**EXERCISE BRIEF**
Below are some records. Copy every line in them that holds "this".

········

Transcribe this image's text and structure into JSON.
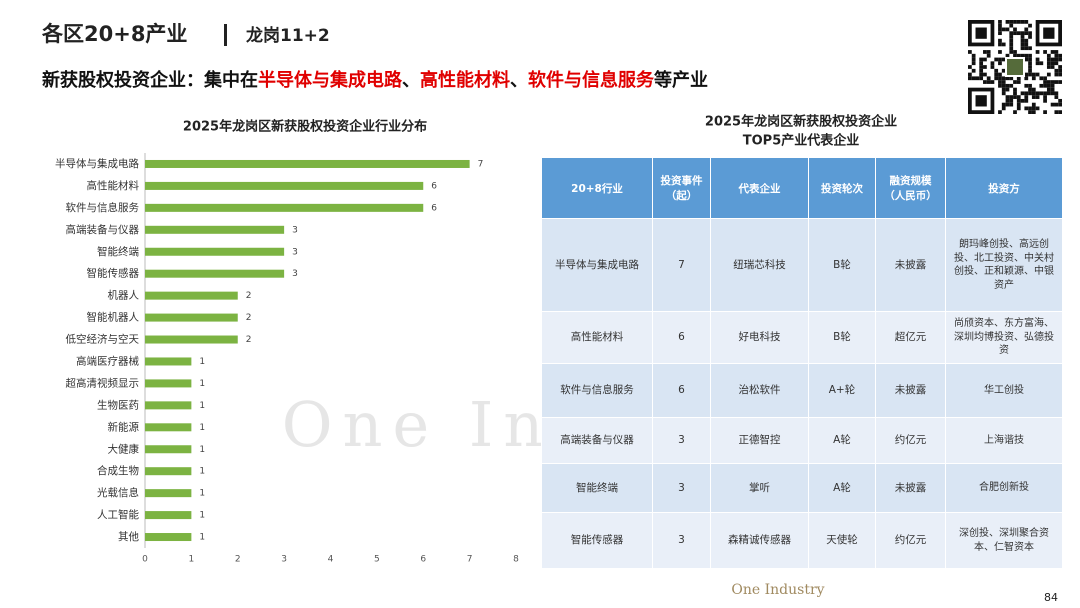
{
  "header": {
    "title": "各区20+8产业",
    "subtitle": "龙岗11+2"
  },
  "headline": [
    {
      "text": "新获股权投资企业：集中在",
      "emphasis": false
    },
    {
      "text": "半导体与集成电路",
      "emphasis": true
    },
    {
      "text": "、",
      "emphasis": false
    },
    {
      "text": "高性能材料",
      "emphasis": true
    },
    {
      "text": "、",
      "emphasis": false
    },
    {
      "text": "软件与信息服务",
      "emphasis": true
    },
    {
      "text": "等产业",
      "emphasis": false
    }
  ],
  "chart_data": {
    "type": "bar",
    "orientation": "horizontal",
    "title": "2025年龙岗区新获股权投资企业行业分布",
    "categories": [
      "半导体与集成电路",
      "高性能材料",
      "软件与信息服务",
      "高端装备与仪器",
      "智能终端",
      "智能传感器",
      "机器人",
      "智能机器人",
      "低空经济与空天",
      "高端医疗器械",
      "超高清视频显示",
      "生物医药",
      "新能源",
      "大健康",
      "合成生物",
      "光载信息",
      "人工智能",
      "其他"
    ],
    "values": [
      7,
      6,
      6,
      3,
      3,
      3,
      2,
      2,
      2,
      1,
      1,
      1,
      1,
      1,
      1,
      1,
      1,
      1
    ],
    "color": "#7cb342",
    "xlim": [
      0,
      8
    ],
    "xticks": [
      0,
      1,
      2,
      3,
      4,
      5,
      6,
      7,
      8
    ],
    "grid": false
  },
  "table": {
    "title": [
      "2025年龙岗区新获股权投资企业",
      "TOP5产业代表企业"
    ],
    "headers": [
      "20+8行业",
      "投资事件（起）",
      "代表企业",
      "投资轮次",
      "融资规模（人民币）",
      "投资方"
    ],
    "rows": [
      [
        "半导体与集成电路",
        "7",
        "纽瑞芯科技",
        "B轮",
        "未披露",
        "朗玛峰创投、高远创投、北工投资、中关村创投、正和颖源、中银资产"
      ],
      [
        "高性能材料",
        "6",
        "好电科技",
        "B轮",
        "超亿元",
        "尚颀资本、东方富海、深圳均博投资、弘德投资"
      ],
      [
        "软件与信息服务",
        "6",
        "治松软件",
        "A+轮",
        "未披露",
        "华工创投"
      ],
      [
        "高端装备与仪器",
        "3",
        "正德智控",
        "A轮",
        "约亿元",
        "上海谐技"
      ],
      [
        "智能终端",
        "3",
        "掌听",
        "A轮",
        "未披露",
        "合肥创新投"
      ],
      [
        "智能传感器",
        "3",
        "森精诚传感器",
        "天使轮",
        "约亿元",
        "深创投、深圳聚合资本、仁智资本"
      ]
    ]
  },
  "watermark": "One Industry",
  "footer": {
    "logo": "One Industry",
    "page": "84"
  }
}
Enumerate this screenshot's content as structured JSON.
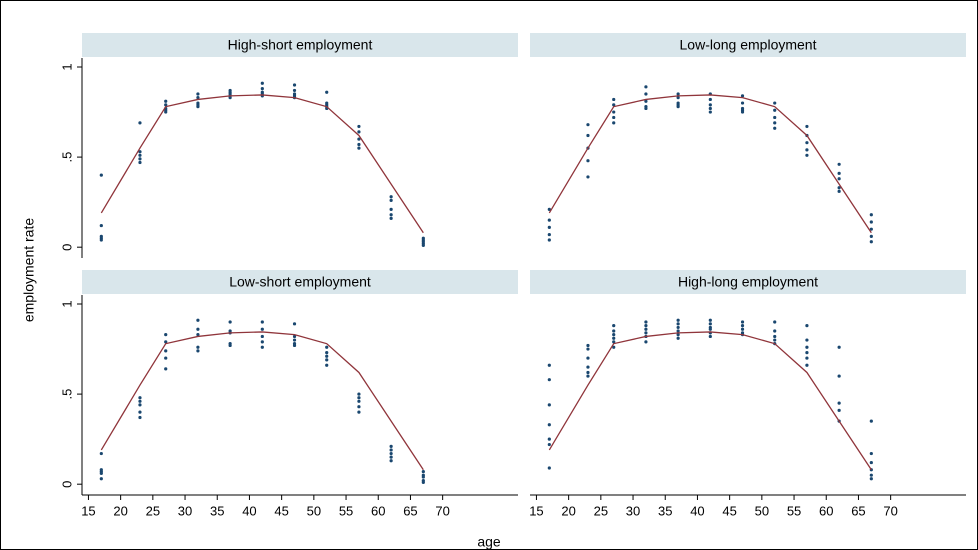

········

**REPLY TO THE EXERCISE**
Transcribe this image's text and structure into JSON.
Enumerate this screenshot's content as structured JSON.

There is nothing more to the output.